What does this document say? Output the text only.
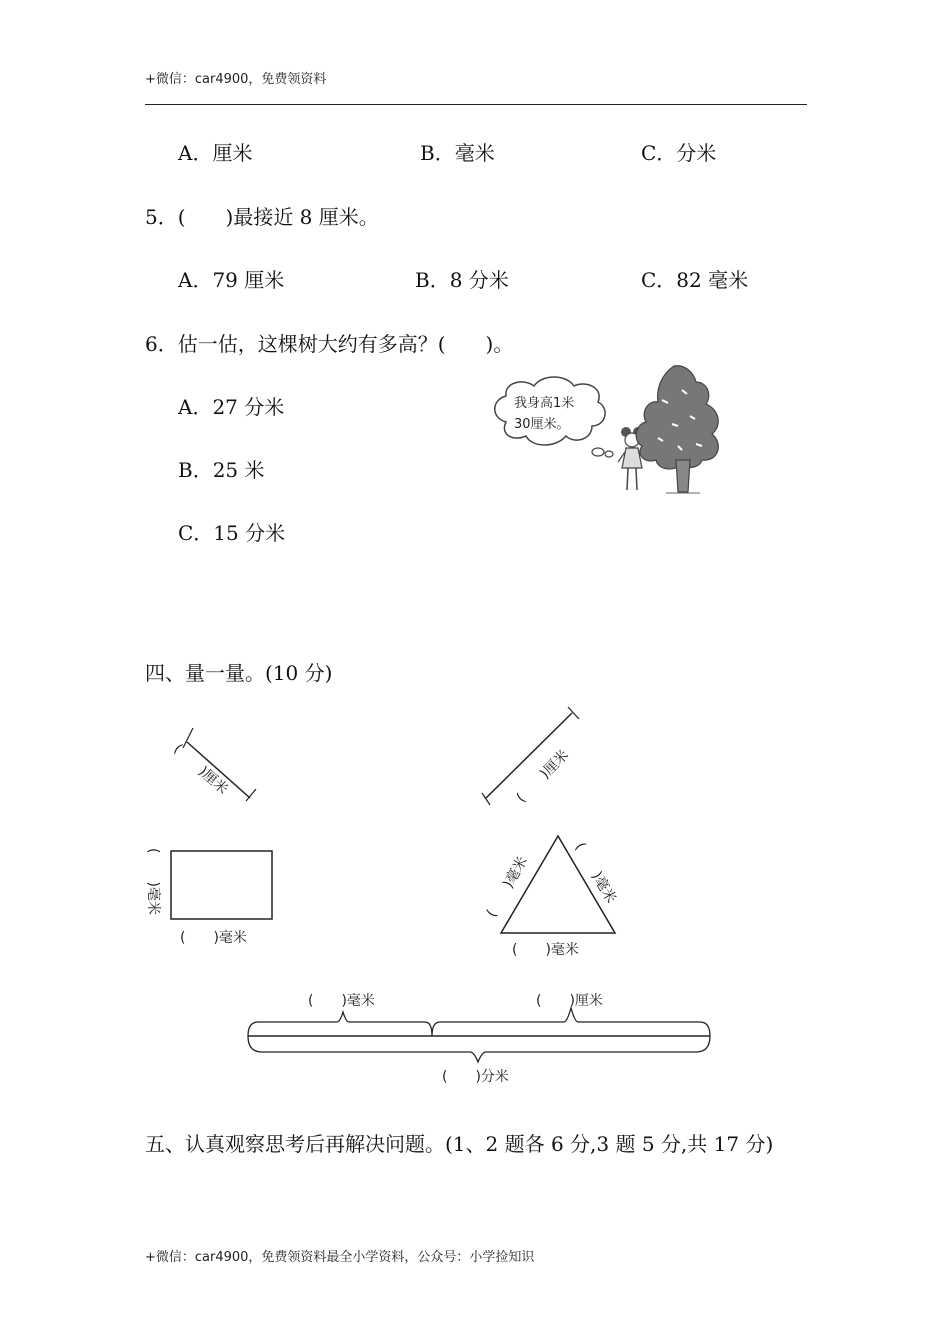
+微信：car4900，免费领资料
A．厘米	B．毫米	C．分米
5．(　　)最接近 8 厘米。
A．79 厘米	B．8 分米	C．82 毫米
6．估一估，这棵树大约有多高？(　　)。
A．27 分米
B．25 米
C．15 分米
我身高1米
30厘米。
四、量一量。(10 分)
(　　)厘米	(　　)厘米
(　　)毫米
(　　)毫米
(　　)毫米	(　　)毫米
(　　)毫米
(　　)毫米	(　　)厘米
(　　)分米
五、认真观察思考后再解决问题。(1、2 题各 6 分,3 题 5 分,共 17 分)
+微信：car4900，免费领资料最全小学资料，公众号：小学捡知识
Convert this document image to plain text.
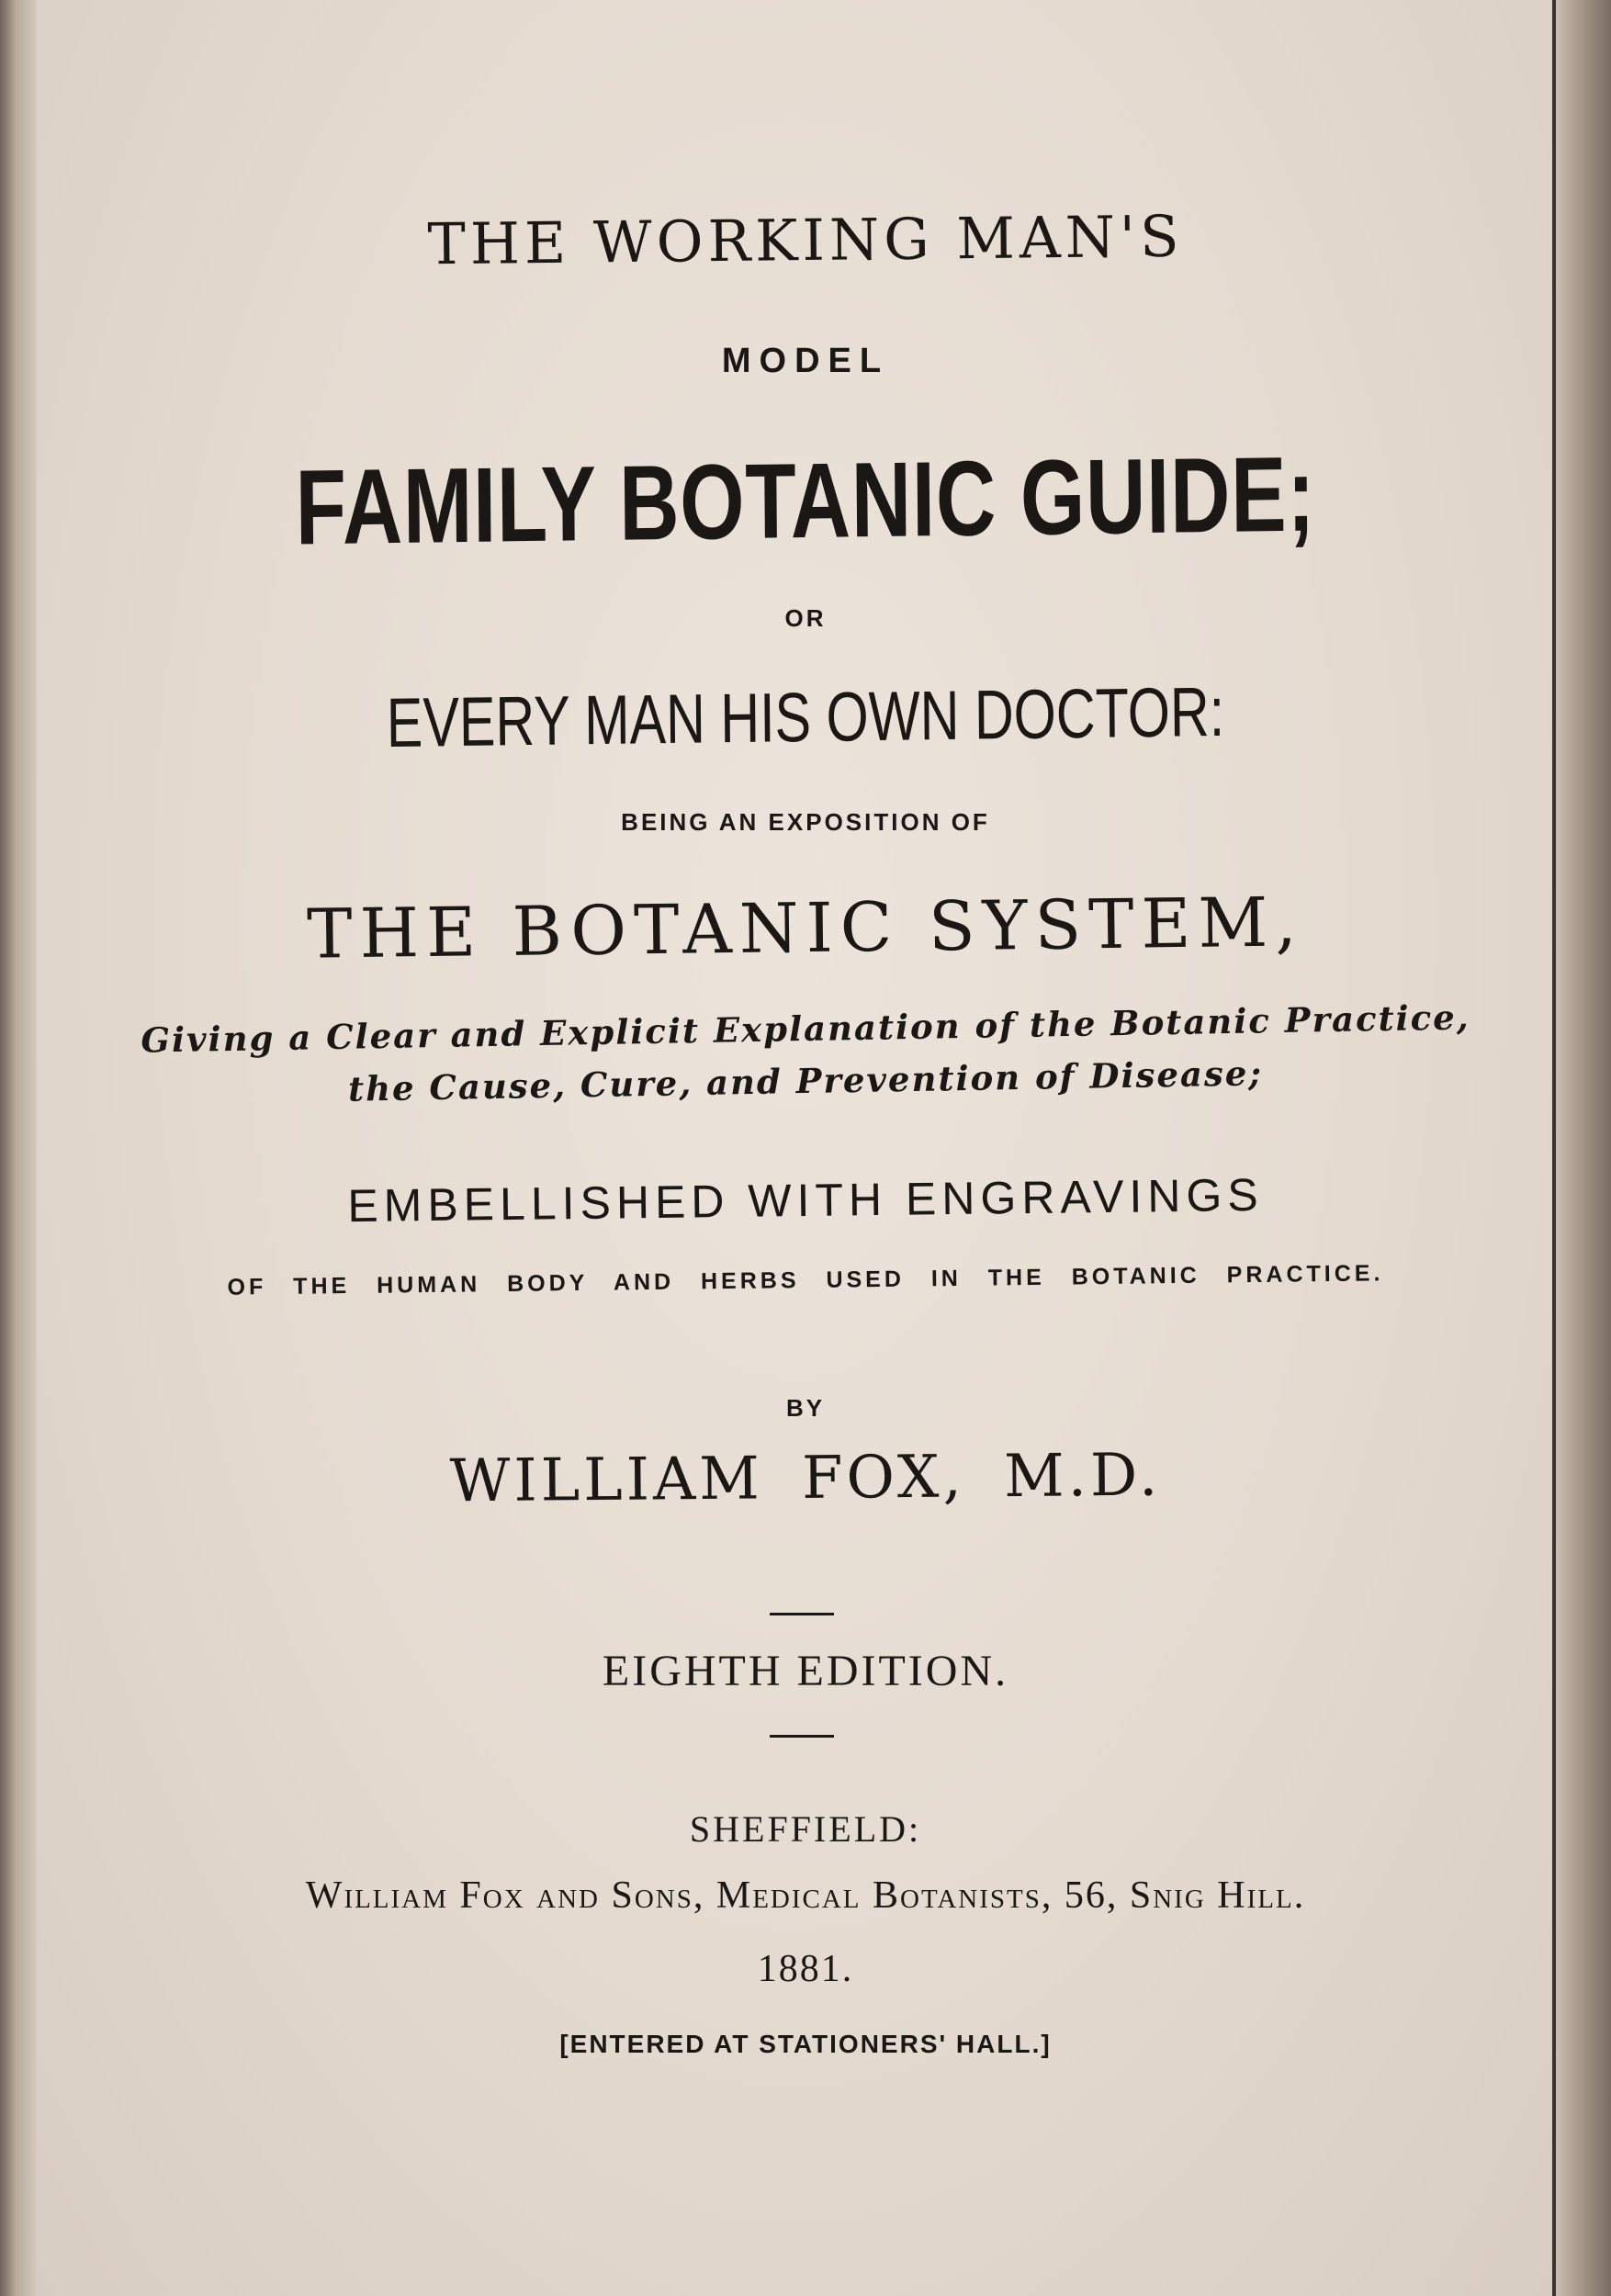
THE WORKING MAN'S
MODEL
FAMILY BOTANIC GUIDE;
OR
EVERY MAN HIS OWN DOCTOR:
BEING AN EXPOSITION OF
THE BOTANIC SYSTEM,
Giving a Clear and Explicit Explanation of the Botanic Practice,
the Cause, Cure, and Prevention of Disease;
EMBELLISHED WITH ENGRAVINGS
OF THE HUMAN BODY AND HERBS USED IN THE BOTANIC PRACTICE.
BY
WILLIAM FOX, M.D.
EIGHTH EDITION.
SHEFFIELD:
William Fox and Sons, Medical Botanists, 56, Snig Hill.
1881.
[ENTERED AT STATIONERS' HALL.]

┄┄┄┄┄┄┄┄┄┄

◆ **Your objective**:
Give every line back word for word and leave the pictures out.

◆ **Response**:
What does this document say? Output the text only.
+微信：car4900，免费领资料
A．厘米	B．毫米	C．分米
5．(　　)最接近 8 厘米。
A．79 厘米	B．8 分米	C．82 毫米
6．估一估，这棵树大约有多高？(　　)。
A．27 分米
B．25 米
C．15 分米
我身高1米
30厘米。
四、量一量。(10 分)
(　　)厘米	(　　)厘米
(　　)毫米
(　　)毫米
(　　)毫米	(　　)毫米
(　　)毫米
(　　)毫米	(　　)厘米
(　　)分米
五、认真观察思考后再解决问题。(1、2 题各 6 分,3 题 5 分,共 17 分)
+微信：car4900，免费领资料最全小学资料，公众号：小学捡知识
Convert this document image to plain text.
THE WORKING MAN'S
MODEL
FAMILY BOTANIC GUIDE;
OR
EVERY MAN HIS OWN DOCTOR:
BEING AN EXPOSITION OF
THE BOTANIC SYSTEM,
Giving a Clear and Explicit Explanation of the Botanic Practice,
the Cause, Cure, and Prevention of Disease;
EMBELLISHED WITH ENGRAVINGS
OF THE HUMAN BODY AND HERBS USED IN THE BOTANIC PRACTICE.
BY
WILLIAM FOX, M.D.
EIGHTH EDITION.
SHEFFIELD:
William Fox and Sons, Medical Botanists, 56, Snig Hill.
1881.
[ENTERED AT STATIONERS' HALL.]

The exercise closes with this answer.